**EXERCISE TASK:** Please show every line of the items below that contains the string "axis".

BEGIN PROVIDED INFORMATION

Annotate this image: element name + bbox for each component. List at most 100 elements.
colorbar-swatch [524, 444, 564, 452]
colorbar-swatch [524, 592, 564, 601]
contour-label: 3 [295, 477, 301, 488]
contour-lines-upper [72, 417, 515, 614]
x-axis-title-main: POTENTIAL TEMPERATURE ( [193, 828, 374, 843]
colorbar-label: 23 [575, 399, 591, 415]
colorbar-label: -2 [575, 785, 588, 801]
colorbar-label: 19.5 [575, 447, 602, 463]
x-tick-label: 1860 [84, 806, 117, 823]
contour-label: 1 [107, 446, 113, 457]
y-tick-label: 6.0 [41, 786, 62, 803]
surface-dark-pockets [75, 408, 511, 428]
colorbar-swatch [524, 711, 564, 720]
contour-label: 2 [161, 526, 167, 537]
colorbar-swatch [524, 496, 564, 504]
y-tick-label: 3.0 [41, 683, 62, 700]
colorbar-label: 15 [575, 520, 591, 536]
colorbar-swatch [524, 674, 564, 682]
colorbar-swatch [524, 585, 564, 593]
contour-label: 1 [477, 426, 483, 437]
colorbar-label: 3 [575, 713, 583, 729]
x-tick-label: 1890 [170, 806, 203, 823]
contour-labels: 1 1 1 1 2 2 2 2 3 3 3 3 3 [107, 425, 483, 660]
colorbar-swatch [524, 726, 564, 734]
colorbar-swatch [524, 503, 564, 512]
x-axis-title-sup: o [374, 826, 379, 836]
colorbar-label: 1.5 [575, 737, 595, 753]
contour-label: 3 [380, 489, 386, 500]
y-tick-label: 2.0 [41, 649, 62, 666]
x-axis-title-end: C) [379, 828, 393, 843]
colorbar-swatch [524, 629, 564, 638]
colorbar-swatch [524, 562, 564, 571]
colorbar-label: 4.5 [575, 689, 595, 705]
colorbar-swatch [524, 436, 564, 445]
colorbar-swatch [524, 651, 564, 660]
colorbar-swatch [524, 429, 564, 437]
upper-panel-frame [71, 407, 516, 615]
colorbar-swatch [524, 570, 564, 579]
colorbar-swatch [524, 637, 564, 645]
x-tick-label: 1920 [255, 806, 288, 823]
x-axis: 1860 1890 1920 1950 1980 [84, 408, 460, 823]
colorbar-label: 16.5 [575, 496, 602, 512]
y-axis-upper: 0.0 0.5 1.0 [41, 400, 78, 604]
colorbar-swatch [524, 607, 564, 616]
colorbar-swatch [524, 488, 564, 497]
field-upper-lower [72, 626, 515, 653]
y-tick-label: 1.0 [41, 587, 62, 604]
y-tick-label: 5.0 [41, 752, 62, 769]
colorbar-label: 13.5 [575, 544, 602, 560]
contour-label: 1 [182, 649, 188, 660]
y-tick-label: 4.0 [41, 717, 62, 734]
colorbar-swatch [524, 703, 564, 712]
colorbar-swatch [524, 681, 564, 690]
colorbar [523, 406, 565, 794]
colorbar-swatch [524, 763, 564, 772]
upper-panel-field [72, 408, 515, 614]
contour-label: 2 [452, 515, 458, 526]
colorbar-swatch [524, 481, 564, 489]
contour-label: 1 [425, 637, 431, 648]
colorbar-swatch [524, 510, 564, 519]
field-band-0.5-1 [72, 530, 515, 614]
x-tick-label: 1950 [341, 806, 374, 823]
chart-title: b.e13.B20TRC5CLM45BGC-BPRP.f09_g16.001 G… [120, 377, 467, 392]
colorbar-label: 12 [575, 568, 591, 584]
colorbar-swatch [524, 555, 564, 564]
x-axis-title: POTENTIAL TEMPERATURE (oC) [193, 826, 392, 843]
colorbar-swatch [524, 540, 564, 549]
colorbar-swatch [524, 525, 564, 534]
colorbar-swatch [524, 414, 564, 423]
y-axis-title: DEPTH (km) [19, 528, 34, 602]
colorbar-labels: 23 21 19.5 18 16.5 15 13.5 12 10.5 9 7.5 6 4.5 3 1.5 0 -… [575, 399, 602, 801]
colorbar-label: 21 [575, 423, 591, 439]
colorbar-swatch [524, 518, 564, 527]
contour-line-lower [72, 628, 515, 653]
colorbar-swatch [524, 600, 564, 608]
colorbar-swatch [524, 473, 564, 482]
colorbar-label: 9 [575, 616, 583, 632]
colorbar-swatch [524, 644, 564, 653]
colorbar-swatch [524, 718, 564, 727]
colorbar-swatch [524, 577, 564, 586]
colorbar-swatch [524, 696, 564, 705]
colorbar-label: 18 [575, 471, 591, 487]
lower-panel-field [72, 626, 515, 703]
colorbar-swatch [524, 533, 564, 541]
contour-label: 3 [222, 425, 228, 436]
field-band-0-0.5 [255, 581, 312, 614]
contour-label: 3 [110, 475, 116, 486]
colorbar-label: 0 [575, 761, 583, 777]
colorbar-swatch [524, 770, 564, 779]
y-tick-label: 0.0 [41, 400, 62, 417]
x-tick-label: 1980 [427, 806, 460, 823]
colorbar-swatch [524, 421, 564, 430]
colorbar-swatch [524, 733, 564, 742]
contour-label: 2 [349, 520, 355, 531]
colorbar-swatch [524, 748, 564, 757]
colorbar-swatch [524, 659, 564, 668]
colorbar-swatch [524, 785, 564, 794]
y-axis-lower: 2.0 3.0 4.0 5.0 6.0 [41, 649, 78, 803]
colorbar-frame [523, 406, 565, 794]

END PROVIDED INFORMATION

**REPLY TO THE TASK:**
x-axis-title-main: POTENTIAL TEMPERATURE ( [193, 828, 374, 843]
x-axis-title-sup: o [374, 826, 379, 836]
x-axis-title-end: C) [379, 828, 393, 843]
x-axis: 1860 1890 1920 1950 1980 [84, 408, 460, 823]
y-axis-upper: 0.0 0.5 1.0 [41, 400, 78, 604]
x-axis-title: POTENTIAL TEMPERATURE (oC) [193, 826, 392, 843]
y-axis-title: DEPTH (km) [19, 528, 34, 602]
y-axis-lower: 2.0 3.0 4.0 5.0 6.0 [41, 649, 78, 803]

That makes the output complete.